Challenge: Determine which lines contain the word "this", then copy those lines.

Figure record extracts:
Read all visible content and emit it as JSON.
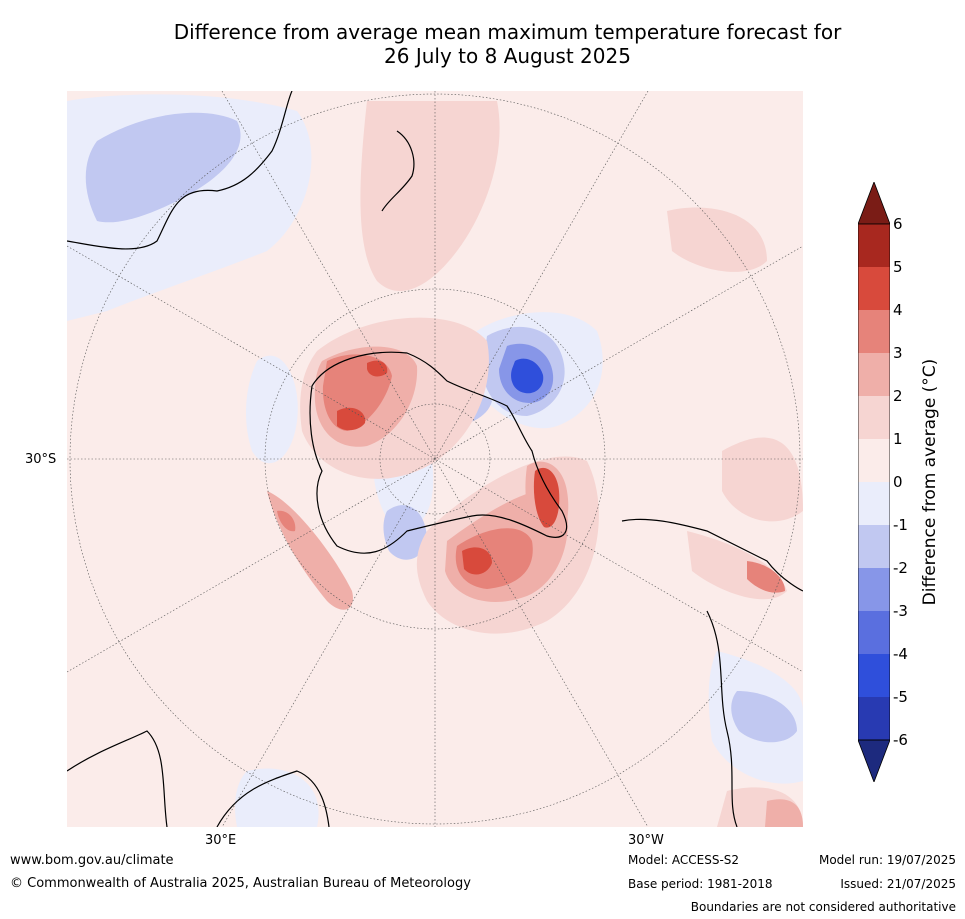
{
  "title_line1": "Difference from average mean maximum temperature forecast for",
  "title_line2": "26 July to 8 August 2025",
  "map_labels": {
    "lat": "30°S",
    "lon_east": "30°E",
    "lon_west": "30°W"
  },
  "colorbar": {
    "label": "Difference from average (°C)",
    "ticks": [
      "6",
      "5",
      "4",
      "3",
      "2",
      "1",
      "0",
      "-1",
      "-2",
      "-3",
      "-4",
      "-5",
      "-6"
    ],
    "colors": [
      "#7a1c16",
      "#a8281f",
      "#d84a3c",
      "#e6837a",
      "#efafa9",
      "#f6d5d2",
      "#fbecea",
      "#eaedfb",
      "#c1c8f1",
      "#8796e8",
      "#5a6fdf",
      "#2f4fdb",
      "#283ab2",
      "#1d2a7e"
    ]
  },
  "footer": {
    "url": "www.bom.gov.au/climate",
    "copyright": "© Commonwealth of Australia 2025, Australian Bureau of Meteorology",
    "model": "Model: ACCESS-S2",
    "base_period": "Base period: 1981-2018",
    "model_run": "Model run: 19/07/2025",
    "issued": "Issued: 21/07/2025",
    "disclaimer": "Boundaries are not considered authoritative"
  }
}
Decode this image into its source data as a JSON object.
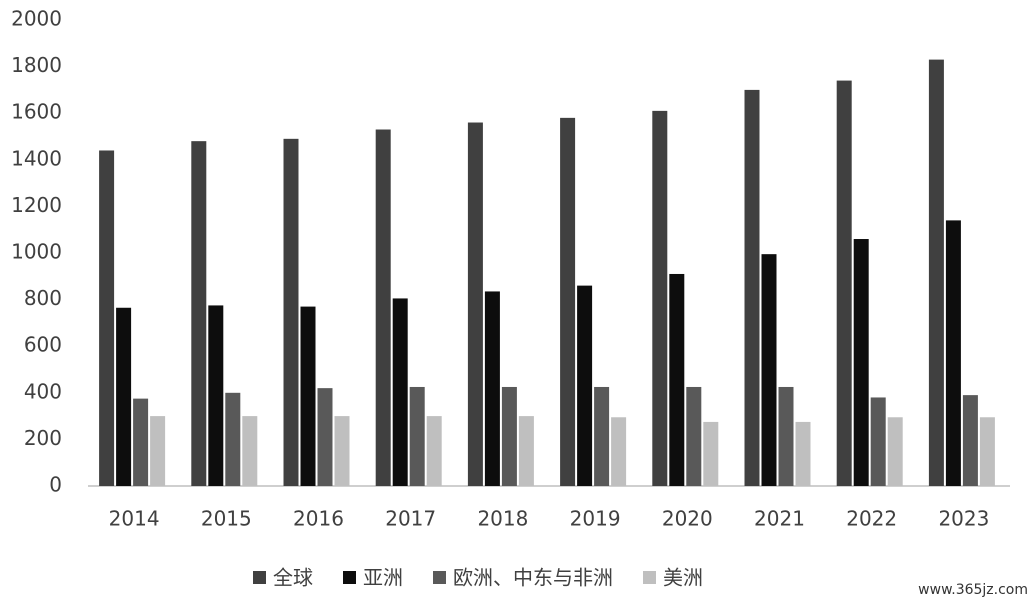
{
  "chart_data": {
    "type": "bar",
    "categories": [
      "2014",
      "2015",
      "2016",
      "2017",
      "2018",
      "2019",
      "2020",
      "2021",
      "2022",
      "2023"
    ],
    "series": [
      {
        "name": "全球",
        "color": "#404040",
        "values": [
          1440,
          1480,
          1490,
          1530,
          1560,
          1580,
          1610,
          1700,
          1740,
          1830
        ]
      },
      {
        "name": "亚洲",
        "color": "#0d0d0d",
        "values": [
          765,
          775,
          770,
          805,
          835,
          860,
          910,
          995,
          1060,
          1140
        ]
      },
      {
        "name": "欧洲、中东与非洲",
        "color": "#595959",
        "values": [
          375,
          400,
          420,
          425,
          425,
          425,
          425,
          425,
          380,
          390
        ]
      },
      {
        "name": "美洲",
        "color": "#bfbfbf",
        "values": [
          300,
          300,
          300,
          300,
          300,
          295,
          275,
          275,
          295,
          295
        ]
      }
    ],
    "ylim": [
      0,
      2000
    ],
    "yticks": [
      0,
      200,
      400,
      600,
      800,
      1000,
      1200,
      1400,
      1600,
      1800,
      2000
    ],
    "grid": false,
    "legend": "bottom",
    "watermark": "www.365jz.com"
  }
}
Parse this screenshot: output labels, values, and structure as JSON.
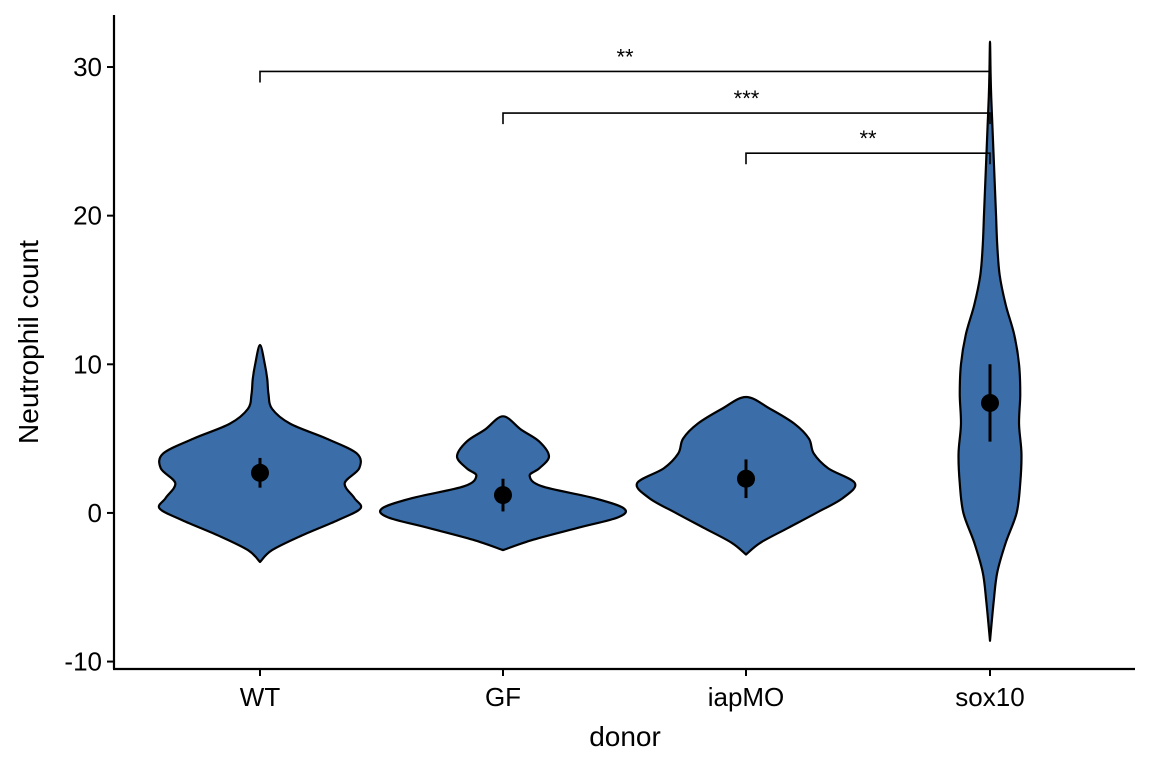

Result of the exercise:
Decode this image into its source data as a JSON object.
Parse this screenshot: output labels, values, and structure as JSON.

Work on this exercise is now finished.